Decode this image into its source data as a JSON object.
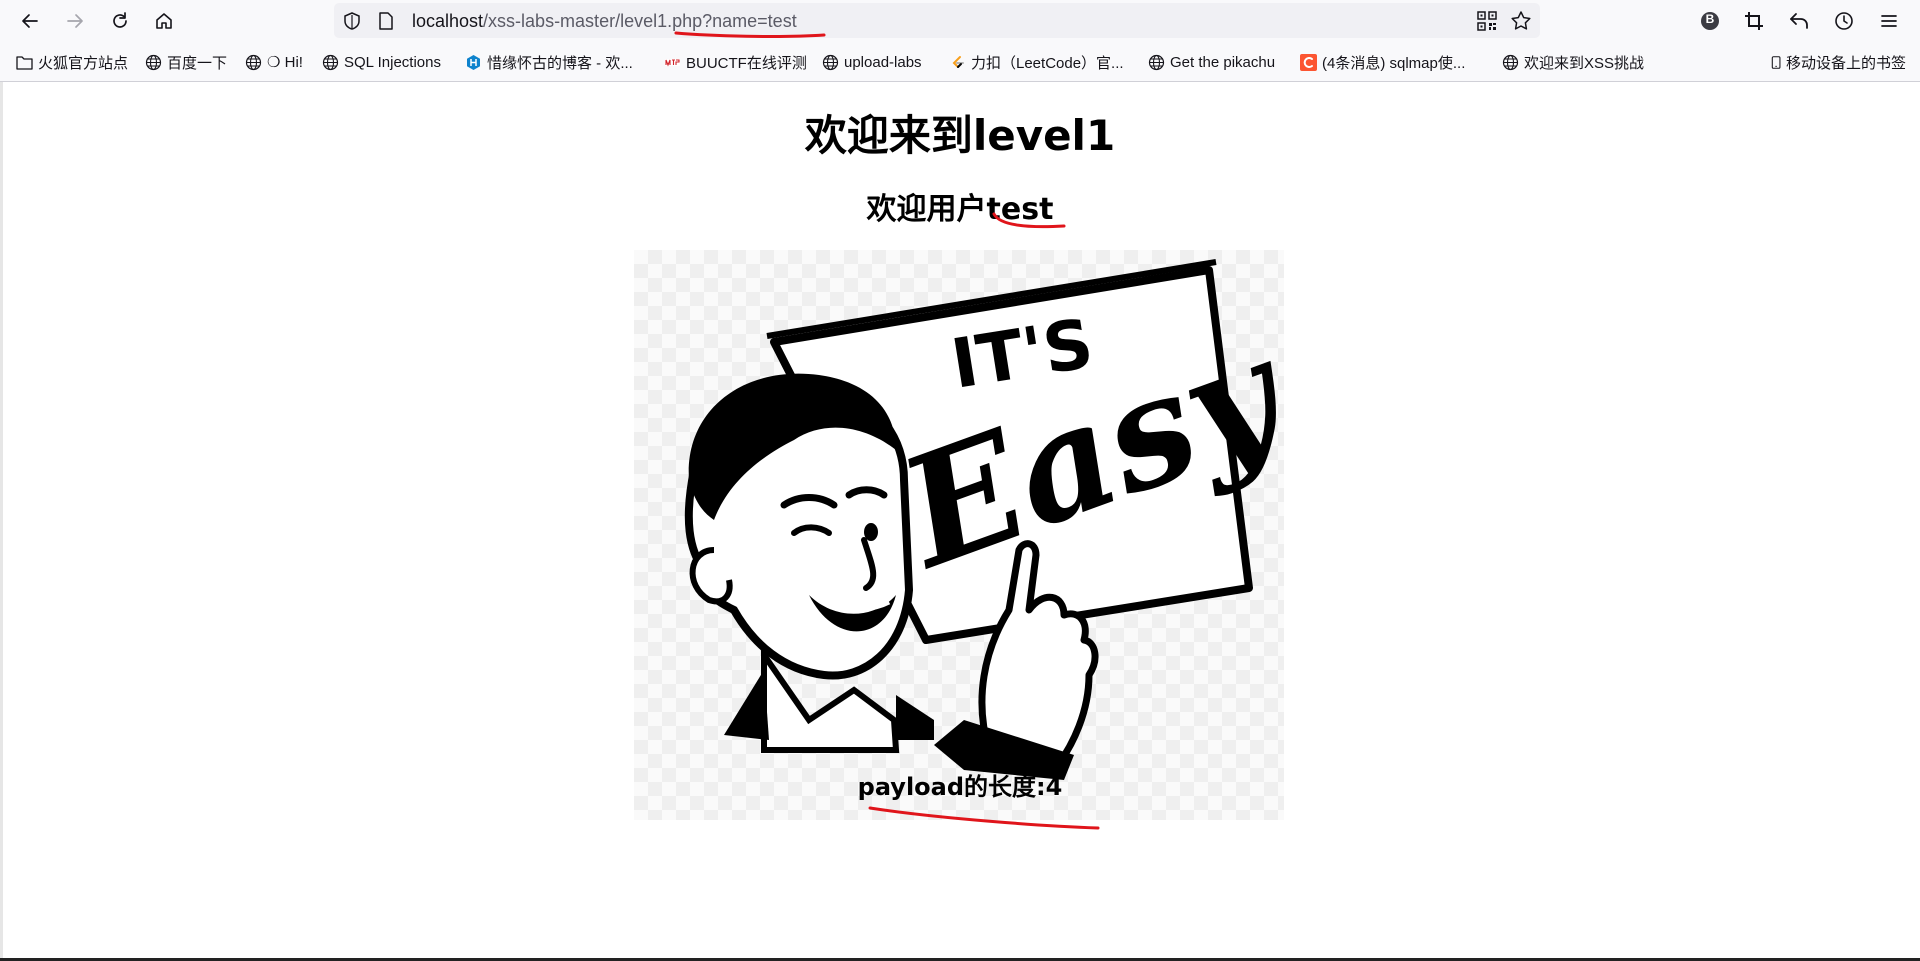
{
  "browser": {
    "url_host": "localhost",
    "url_path": "/xss-labs-master/level1.php?name=test",
    "profile_badge": "B"
  },
  "bookmarks": [
    {
      "label": "火狐官方站点",
      "icon": "folder-icon"
    },
    {
      "label": "百度一下",
      "icon": "globe-icon"
    },
    {
      "label": "❍ Hi!",
      "icon": "globe-icon"
    },
    {
      "label": "SQL Injections",
      "icon": "globe-icon"
    },
    {
      "label": "惜缘怀古的博客 - 欢...",
      "icon": "hexo-icon"
    },
    {
      "label": "BUUCTF在线评测",
      "icon": "buuctf-icon"
    },
    {
      "label": "upload-labs",
      "icon": "globe-icon"
    },
    {
      "label": "力扣（LeetCode）官...",
      "icon": "leetcode-icon"
    },
    {
      "label": "Get the pikachu",
      "icon": "globe-icon"
    },
    {
      "label": "(4条消息) sqlmap使...",
      "icon": "csdn-icon"
    },
    {
      "label": "欢迎来到XSS挑战",
      "icon": "globe-icon"
    }
  ],
  "mobile_bookmarks": "移动设备上的书签",
  "page": {
    "title": "欢迎来到level1",
    "welcome_prefix": "欢迎用户",
    "welcome_name": "test",
    "image_text_top": "IT'S",
    "image_text_main": "Easy",
    "payload_text": "payload的长度:4"
  },
  "colors": {
    "annotation": "#e0151b",
    "buuctf": "#d2232a",
    "hexo": "#0e83cd",
    "csdn": "#fc5531"
  }
}
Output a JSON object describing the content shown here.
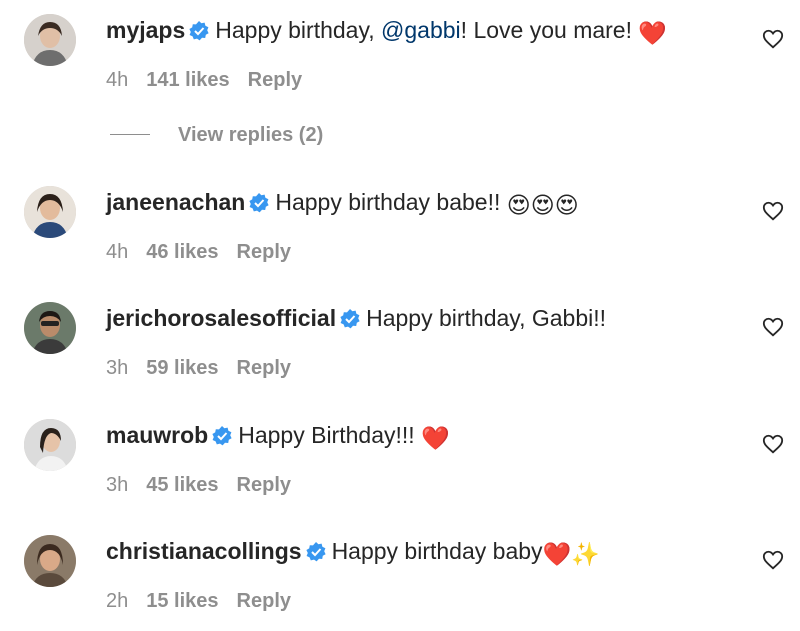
———
» What this task involves:
Return all of the entries word for word, but omit the pictures.

» Answer for the task:
Decode this image into its source data as a JSON object.
{
  "browser": {
    "url_host": "localhost",
    "url_path": "/xss-labs-master/level1.php?name=test",
    "profile_badge": "B"
  },
  "bookmarks": [
    {
      "label": "火狐官方站点",
      "icon": "folder-icon"
    },
    {
      "label": "百度一下",
      "icon": "globe-icon"
    },
    {
      "label": "❍ Hi!",
      "icon": "globe-icon"
    },
    {
      "label": "SQL Injections",
      "icon": "globe-icon"
    },
    {
      "label": "惜缘怀古的博客 - 欢...",
      "icon": "hexo-icon"
    },
    {
      "label": "BUUCTF在线评测",
      "icon": "buuctf-icon"
    },
    {
      "label": "upload-labs",
      "icon": "globe-icon"
    },
    {
      "label": "力扣（LeetCode）官...",
      "icon": "leetcode-icon"
    },
    {
      "label": "Get the pikachu",
      "icon": "globe-icon"
    },
    {
      "label": "(4条消息) sqlmap使...",
      "icon": "csdn-icon"
    },
    {
      "label": "欢迎来到XSS挑战",
      "icon": "globe-icon"
    }
  ],
  "mobile_bookmarks": "移动设备上的书签",
  "page": {
    "title": "欢迎来到level1",
    "welcome_prefix": "欢迎用户",
    "welcome_name": "test",
    "image_text_top": "IT'S",
    "image_text_main": "Easy",
    "payload_text": "payload的长度:4"
  },
  "colors": {
    "annotation": "#e0151b",
    "buuctf": "#d2232a",
    "hexo": "#0e83cd",
    "csdn": "#fc5531"
  }
}
Output a JSON object describing the content shown here.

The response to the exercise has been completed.